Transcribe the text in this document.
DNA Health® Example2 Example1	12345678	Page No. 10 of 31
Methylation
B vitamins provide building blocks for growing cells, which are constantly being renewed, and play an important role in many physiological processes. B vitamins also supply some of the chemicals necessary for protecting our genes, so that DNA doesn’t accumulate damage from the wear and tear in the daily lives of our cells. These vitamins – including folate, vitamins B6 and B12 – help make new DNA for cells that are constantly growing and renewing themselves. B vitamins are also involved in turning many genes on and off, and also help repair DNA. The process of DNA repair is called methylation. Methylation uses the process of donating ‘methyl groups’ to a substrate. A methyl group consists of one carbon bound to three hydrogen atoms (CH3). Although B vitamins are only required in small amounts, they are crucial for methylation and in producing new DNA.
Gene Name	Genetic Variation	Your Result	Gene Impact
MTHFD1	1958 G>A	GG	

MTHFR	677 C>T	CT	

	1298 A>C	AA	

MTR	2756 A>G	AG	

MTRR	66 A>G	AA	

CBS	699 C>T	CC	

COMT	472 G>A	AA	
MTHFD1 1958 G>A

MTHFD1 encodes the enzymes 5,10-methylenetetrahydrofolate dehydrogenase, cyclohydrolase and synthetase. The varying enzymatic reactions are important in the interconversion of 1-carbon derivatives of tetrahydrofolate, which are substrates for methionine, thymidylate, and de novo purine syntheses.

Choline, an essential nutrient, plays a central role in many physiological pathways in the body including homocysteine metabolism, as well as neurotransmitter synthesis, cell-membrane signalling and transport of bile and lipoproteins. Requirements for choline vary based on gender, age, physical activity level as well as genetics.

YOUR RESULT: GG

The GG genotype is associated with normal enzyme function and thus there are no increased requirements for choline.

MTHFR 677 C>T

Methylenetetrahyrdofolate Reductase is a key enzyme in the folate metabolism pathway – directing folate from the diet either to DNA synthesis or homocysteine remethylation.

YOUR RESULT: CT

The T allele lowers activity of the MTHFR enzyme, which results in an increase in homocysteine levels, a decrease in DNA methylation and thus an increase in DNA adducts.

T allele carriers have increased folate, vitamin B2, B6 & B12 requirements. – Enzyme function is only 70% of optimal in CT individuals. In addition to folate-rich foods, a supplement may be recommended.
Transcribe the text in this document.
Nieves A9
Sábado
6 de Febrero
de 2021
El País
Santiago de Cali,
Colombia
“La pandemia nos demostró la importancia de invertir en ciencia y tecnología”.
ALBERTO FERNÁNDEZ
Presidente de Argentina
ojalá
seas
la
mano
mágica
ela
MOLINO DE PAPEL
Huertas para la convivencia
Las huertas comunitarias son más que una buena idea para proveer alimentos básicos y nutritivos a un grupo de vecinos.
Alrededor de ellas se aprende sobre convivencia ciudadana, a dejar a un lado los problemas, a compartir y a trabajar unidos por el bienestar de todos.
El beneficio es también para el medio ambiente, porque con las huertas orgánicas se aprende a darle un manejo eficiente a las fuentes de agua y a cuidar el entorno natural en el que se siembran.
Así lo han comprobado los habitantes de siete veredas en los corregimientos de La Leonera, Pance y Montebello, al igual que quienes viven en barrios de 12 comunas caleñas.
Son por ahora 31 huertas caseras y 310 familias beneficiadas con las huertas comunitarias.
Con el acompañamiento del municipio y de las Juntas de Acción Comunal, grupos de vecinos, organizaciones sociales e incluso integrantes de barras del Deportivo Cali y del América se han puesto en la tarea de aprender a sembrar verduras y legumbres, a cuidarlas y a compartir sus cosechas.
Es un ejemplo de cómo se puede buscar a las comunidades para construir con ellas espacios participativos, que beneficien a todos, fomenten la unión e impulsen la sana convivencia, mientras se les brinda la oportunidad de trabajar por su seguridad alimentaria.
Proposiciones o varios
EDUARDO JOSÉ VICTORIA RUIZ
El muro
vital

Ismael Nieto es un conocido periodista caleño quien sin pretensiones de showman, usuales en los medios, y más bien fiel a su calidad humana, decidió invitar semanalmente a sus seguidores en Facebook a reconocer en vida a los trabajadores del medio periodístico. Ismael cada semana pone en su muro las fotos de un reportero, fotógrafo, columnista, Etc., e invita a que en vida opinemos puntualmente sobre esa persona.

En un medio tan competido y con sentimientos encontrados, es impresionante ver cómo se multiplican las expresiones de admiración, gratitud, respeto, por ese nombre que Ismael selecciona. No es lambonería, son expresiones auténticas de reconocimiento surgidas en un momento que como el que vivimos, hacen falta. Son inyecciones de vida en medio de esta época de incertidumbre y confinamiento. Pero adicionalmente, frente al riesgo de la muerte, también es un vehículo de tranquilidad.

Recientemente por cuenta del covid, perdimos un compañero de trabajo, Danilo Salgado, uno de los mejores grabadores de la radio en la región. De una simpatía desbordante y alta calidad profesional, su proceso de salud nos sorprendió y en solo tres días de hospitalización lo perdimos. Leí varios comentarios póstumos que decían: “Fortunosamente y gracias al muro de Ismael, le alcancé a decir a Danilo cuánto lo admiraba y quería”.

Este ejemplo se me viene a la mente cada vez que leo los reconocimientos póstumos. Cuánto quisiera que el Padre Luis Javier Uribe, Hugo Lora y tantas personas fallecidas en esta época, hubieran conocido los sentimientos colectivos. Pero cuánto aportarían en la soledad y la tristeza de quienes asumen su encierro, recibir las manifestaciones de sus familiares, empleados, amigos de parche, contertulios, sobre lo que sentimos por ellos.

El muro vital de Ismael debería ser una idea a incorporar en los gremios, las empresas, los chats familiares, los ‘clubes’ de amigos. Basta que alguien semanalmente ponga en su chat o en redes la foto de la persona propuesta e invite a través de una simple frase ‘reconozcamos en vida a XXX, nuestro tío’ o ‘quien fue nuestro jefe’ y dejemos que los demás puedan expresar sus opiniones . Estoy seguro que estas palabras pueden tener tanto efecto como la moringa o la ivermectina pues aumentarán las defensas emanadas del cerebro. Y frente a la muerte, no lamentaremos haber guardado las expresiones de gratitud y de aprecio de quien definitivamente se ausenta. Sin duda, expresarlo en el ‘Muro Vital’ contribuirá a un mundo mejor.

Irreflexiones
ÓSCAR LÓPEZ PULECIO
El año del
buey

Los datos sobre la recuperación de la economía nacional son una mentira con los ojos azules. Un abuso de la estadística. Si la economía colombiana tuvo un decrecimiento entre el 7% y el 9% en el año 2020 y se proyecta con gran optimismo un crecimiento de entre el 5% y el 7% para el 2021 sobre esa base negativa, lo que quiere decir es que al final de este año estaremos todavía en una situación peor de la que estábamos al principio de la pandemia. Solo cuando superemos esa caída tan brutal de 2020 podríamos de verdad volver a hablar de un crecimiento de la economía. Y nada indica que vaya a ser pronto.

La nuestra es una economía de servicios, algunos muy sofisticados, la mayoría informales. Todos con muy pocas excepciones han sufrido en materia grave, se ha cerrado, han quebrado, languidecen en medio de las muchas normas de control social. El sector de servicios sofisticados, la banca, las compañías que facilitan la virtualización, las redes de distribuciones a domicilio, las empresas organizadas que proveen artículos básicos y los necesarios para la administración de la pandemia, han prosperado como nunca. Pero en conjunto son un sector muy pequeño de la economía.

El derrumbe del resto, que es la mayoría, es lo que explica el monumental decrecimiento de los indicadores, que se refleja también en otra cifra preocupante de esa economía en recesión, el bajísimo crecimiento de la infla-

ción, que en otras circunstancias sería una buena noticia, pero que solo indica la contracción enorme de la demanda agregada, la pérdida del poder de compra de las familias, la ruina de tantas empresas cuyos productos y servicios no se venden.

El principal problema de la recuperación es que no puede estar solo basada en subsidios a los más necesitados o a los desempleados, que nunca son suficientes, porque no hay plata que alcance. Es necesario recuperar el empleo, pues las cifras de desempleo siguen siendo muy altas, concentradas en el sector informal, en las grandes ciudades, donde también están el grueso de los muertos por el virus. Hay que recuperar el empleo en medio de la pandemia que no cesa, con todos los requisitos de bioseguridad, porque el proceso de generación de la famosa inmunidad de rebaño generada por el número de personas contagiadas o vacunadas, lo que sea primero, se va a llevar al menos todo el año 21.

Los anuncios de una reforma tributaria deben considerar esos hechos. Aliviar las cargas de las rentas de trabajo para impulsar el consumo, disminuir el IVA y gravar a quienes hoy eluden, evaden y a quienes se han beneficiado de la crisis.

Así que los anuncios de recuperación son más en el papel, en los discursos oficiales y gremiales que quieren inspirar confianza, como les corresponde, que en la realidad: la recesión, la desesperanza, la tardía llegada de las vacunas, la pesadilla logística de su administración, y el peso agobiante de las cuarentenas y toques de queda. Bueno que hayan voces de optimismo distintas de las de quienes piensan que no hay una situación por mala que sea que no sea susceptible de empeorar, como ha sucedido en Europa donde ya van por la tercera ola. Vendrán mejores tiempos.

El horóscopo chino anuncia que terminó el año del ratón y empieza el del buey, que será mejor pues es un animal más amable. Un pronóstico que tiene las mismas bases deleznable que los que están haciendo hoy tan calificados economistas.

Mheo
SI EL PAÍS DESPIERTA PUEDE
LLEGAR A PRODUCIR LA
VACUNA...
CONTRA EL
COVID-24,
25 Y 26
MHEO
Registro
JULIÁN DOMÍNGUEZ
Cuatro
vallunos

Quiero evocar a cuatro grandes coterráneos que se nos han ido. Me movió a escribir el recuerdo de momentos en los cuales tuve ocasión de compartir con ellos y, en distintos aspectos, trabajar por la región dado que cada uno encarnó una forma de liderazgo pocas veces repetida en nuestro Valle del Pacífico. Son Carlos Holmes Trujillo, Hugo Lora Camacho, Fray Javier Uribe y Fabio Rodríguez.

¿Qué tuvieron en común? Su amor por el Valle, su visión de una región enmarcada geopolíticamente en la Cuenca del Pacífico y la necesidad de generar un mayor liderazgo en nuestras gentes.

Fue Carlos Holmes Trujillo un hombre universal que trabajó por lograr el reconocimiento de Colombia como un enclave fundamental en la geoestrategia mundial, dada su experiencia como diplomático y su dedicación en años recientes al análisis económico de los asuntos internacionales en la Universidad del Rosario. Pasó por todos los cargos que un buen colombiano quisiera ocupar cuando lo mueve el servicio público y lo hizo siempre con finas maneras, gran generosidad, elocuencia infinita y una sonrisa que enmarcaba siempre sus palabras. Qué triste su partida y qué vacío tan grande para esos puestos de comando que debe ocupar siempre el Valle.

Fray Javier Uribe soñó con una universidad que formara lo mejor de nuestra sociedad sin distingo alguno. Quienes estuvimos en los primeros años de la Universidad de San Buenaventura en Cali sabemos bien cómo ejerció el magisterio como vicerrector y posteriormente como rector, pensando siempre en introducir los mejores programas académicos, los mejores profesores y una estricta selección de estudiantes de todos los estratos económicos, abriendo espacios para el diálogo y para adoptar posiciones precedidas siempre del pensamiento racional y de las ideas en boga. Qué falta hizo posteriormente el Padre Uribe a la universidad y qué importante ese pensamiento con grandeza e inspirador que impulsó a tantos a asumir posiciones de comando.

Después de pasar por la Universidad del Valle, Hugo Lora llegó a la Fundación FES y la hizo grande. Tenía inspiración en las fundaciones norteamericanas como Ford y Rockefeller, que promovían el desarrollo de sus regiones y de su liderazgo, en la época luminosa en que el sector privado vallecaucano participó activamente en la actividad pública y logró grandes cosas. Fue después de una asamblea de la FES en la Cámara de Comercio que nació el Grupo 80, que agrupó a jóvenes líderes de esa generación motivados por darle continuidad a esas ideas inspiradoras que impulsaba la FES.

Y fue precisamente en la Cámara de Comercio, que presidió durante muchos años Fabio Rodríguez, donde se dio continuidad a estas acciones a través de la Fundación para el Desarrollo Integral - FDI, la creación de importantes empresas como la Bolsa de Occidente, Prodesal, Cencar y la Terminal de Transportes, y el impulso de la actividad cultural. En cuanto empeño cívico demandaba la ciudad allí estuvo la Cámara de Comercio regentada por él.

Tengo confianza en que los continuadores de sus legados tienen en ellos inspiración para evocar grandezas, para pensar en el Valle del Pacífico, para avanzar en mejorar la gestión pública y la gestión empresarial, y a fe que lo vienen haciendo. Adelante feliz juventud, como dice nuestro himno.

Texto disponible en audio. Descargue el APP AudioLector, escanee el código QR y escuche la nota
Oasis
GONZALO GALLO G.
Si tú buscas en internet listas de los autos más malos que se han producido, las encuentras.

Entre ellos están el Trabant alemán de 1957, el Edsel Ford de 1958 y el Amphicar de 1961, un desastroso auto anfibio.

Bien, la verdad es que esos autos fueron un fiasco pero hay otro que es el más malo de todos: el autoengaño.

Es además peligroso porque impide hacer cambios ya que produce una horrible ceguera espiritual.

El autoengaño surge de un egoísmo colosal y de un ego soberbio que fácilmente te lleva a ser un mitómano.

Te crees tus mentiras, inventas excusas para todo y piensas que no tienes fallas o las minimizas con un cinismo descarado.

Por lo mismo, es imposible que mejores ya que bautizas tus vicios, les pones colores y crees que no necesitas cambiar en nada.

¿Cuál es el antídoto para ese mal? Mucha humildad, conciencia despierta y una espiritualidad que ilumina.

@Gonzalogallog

● ● ● ●

■ **Directions for this task**
Please show every line above that includes the word "crees".

■ **Output for this task**
Te crees tus mentiras, inventas excusas para todo y piensas que no tienes fallas o las minimizas con un cinismo descarado.
Por lo mismo, es imposible que mejores ya que bautizas tus vicios, les pones colores y crees que no necesitas cambiar en nada.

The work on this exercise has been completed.